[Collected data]

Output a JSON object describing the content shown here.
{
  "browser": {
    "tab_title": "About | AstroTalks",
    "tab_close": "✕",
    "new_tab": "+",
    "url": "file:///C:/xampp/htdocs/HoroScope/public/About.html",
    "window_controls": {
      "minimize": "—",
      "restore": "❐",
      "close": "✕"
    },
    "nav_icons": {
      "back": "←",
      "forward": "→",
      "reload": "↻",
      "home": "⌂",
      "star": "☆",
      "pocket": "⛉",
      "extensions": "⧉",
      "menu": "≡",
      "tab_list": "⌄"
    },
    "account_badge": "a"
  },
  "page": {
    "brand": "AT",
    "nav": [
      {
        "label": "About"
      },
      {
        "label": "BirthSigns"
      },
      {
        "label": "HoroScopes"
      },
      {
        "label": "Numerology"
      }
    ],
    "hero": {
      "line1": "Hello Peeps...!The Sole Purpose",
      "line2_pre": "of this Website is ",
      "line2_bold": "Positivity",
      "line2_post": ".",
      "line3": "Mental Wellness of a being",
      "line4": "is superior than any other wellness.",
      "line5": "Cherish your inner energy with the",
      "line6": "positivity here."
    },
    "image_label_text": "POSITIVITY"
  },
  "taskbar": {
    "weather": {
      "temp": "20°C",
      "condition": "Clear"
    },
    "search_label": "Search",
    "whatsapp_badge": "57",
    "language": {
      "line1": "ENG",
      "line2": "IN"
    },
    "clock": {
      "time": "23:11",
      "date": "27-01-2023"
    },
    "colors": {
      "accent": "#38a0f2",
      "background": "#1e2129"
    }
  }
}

▸ Stated task: Gather, from the listing above, every line carrying the word "here".

▸ Expected output:
Output a JSON object describing the content shown here.
      "line6": "positivity here."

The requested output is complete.